* start The data *

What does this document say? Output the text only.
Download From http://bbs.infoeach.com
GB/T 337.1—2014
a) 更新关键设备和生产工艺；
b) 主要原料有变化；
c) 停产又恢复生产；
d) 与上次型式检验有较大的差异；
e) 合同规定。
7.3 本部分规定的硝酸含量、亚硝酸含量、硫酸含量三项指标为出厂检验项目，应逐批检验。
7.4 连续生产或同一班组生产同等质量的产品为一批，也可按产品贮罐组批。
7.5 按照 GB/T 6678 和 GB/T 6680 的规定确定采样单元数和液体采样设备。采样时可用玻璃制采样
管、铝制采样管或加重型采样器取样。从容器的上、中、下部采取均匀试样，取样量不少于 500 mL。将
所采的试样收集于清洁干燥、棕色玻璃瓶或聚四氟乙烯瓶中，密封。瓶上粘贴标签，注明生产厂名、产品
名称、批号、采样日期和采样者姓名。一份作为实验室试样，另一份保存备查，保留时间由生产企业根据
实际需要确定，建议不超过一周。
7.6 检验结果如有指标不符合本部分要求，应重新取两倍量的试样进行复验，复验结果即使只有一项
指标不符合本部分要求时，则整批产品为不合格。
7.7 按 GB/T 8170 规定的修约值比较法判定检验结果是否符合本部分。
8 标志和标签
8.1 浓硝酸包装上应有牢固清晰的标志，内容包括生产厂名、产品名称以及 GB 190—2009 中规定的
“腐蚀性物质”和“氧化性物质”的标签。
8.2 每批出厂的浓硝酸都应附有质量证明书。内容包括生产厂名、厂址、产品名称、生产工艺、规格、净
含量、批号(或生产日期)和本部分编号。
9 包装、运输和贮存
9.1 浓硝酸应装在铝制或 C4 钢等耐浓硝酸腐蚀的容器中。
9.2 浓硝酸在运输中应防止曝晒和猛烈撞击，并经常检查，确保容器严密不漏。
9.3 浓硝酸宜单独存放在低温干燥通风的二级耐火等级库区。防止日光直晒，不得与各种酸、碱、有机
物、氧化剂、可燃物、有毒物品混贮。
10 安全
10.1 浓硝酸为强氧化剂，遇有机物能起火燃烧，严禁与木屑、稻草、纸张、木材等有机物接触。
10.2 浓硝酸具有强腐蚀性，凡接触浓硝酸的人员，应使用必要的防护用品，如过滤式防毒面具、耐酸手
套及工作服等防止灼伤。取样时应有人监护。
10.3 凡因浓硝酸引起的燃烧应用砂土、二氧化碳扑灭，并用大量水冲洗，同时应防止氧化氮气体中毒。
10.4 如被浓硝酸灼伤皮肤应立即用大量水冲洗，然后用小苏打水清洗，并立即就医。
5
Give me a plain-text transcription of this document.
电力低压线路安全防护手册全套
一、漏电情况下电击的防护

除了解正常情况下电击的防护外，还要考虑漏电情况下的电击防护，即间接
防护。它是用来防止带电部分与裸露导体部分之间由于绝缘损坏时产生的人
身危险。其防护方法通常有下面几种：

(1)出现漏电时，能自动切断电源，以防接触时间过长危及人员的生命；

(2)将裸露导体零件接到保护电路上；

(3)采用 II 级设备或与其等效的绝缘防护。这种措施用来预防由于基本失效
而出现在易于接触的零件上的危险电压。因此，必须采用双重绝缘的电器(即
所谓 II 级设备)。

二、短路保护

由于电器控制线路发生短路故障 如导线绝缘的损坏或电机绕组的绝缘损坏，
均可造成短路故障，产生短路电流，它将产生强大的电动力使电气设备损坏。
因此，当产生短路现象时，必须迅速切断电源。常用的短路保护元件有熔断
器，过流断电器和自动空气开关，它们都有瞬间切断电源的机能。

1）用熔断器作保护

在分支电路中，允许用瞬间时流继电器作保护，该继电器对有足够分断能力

* end The data *

Exercise:
Copy each line of the listing that holds the word "text".

The answer:
What does this document say? Output the text only.
Give me a plain-text transcription of this document.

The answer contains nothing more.